--- Written exercise ---
For the data below, work out how many lines contain the word "value" and supply only that number.

--- Source records ---
►

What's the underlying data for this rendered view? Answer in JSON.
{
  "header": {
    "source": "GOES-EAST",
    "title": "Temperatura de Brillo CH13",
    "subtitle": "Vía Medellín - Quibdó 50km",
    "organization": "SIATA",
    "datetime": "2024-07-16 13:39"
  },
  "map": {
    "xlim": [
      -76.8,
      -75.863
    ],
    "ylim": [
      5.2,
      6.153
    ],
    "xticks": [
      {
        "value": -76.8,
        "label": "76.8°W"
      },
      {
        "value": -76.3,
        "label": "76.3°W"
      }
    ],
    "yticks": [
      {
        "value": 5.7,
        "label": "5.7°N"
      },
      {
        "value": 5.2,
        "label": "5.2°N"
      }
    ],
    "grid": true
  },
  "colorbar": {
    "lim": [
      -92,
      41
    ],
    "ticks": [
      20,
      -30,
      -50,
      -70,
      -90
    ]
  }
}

◄

--- Answer in full ---
4